## Task
Repeat the material exactly, every line of it.

(Raw records)

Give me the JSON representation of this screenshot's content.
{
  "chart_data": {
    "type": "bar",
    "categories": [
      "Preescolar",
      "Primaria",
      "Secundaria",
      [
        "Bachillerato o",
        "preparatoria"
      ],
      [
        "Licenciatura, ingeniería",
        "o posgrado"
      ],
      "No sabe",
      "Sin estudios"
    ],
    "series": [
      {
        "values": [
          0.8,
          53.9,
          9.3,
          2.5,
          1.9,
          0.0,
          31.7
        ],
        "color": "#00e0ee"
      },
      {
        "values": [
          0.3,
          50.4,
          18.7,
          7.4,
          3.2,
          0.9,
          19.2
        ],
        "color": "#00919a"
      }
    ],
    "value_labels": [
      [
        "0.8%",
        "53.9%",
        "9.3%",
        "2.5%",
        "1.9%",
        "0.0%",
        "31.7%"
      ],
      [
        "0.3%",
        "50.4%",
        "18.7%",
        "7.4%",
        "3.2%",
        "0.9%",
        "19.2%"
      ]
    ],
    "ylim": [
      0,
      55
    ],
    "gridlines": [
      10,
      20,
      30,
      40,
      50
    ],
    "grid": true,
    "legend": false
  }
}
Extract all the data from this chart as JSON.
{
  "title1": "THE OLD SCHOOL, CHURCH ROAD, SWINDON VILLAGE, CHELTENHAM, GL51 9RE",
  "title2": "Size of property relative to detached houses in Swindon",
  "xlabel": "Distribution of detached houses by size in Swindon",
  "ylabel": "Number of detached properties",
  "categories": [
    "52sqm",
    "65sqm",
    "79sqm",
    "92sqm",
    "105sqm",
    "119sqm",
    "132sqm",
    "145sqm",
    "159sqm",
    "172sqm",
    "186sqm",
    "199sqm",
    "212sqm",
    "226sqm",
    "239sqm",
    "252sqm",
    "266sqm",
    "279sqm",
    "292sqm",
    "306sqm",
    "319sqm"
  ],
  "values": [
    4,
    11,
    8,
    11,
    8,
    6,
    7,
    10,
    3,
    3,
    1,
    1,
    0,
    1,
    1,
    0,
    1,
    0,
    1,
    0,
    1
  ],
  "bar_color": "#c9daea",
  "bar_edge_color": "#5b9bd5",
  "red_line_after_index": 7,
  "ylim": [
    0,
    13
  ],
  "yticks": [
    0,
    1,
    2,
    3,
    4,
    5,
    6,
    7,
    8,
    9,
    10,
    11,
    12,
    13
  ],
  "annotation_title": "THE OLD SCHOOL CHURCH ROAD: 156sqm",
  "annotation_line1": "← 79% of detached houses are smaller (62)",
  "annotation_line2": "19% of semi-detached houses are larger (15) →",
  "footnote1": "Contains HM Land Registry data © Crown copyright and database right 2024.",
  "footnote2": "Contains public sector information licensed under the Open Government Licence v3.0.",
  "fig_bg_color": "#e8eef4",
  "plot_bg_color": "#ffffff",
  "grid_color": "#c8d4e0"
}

## Expected answer
Give me the JSON representation of this screenshot's content.
{
  "chart_data": {
    "type": "bar",
    "categories": [
      "Preescolar",
      "Primaria",
      "Secundaria",
      [
        "Bachillerato o",
        "preparatoria"
      ],
      [
        "Licenciatura, ingeniería",
        "o posgrado"
      ],
      "No sabe",
      "Sin estudios"
    ],
    "series": [
      {
        "values": [
          0.8,
          53.9,
          9.3,
          2.5,
          1.9,
          0.0,
          31.7
        ],
        "color": "#00e0ee"
      },
      {
        "values": [
          0.3,
          50.4,
          18.7,
          7.4,
          3.2,
          0.9,
          19.2
        ],
        "color": "#00919a"
      }
    ],
    "value_labels": [
      [
        "0.8%",
        "53.9%",
        "9.3%",
        "2.5%",
        "1.9%",
        "0.0%",
        "31.7%"
      ],
      [
        "0.3%",
        "50.4%",
        "18.7%",
        "7.4%",
        "3.2%",
        "0.9%",
        "19.2%"
      ]
    ],
    "ylim": [
      0,
      55
    ],
    "gridlines": [
      10,
      20,
      30,
      40,
      50
    ],
    "grid": true,
    "legend": false
  }
}
Extract all the data from this chart as JSON.
{
  "title1": "THE OLD SCHOOL, CHURCH ROAD, SWINDON VILLAGE, CHELTENHAM, GL51 9RE",
  "title2": "Size of property relative to detached houses in Swindon",
  "xlabel": "Distribution of detached houses by size in Swindon",
  "ylabel": "Number of detached properties",
  "categories": [
    "52sqm",
    "65sqm",
    "79sqm",
    "92sqm",
    "105sqm",
    "119sqm",
    "132sqm",
    "145sqm",
    "159sqm",
    "172sqm",
    "186sqm",
    "199sqm",
    "212sqm",
    "226sqm",
    "239sqm",
    "252sqm",
    "266sqm",
    "279sqm",
    "292sqm",
    "306sqm",
    "319sqm"
  ],
  "values": [
    4,
    11,
    8,
    11,
    8,
    6,
    7,
    10,
    3,
    3,
    1,
    1,
    0,
    1,
    1,
    0,
    1,
    0,
    1,
    0,
    1
  ],
  "bar_color": "#c9daea",
  "bar_edge_color": "#5b9bd5",
  "red_line_after_index": 7,
  "ylim": [
    0,
    13
  ],
  "yticks": [
    0,
    1,
    2,
    3,
    4,
    5,
    6,
    7,
    8,
    9,
    10,
    11,
    12,
    13
  ],
  "annotation_title": "THE OLD SCHOOL CHURCH ROAD: 156sqm",
  "annotation_line1": "← 79% of detached houses are smaller (62)",
  "annotation_line2": "19% of semi-detached houses are larger (15) →",
  "footnote1": "Contains HM Land Registry data © Crown copyright and database right 2024.",
  "footnote2": "Contains public sector information licensed under the Open Government Licence v3.0.",
  "fig_bg_color": "#e8eef4",
  "plot_bg_color": "#ffffff",
  "grid_color": "#c8d4e0"
}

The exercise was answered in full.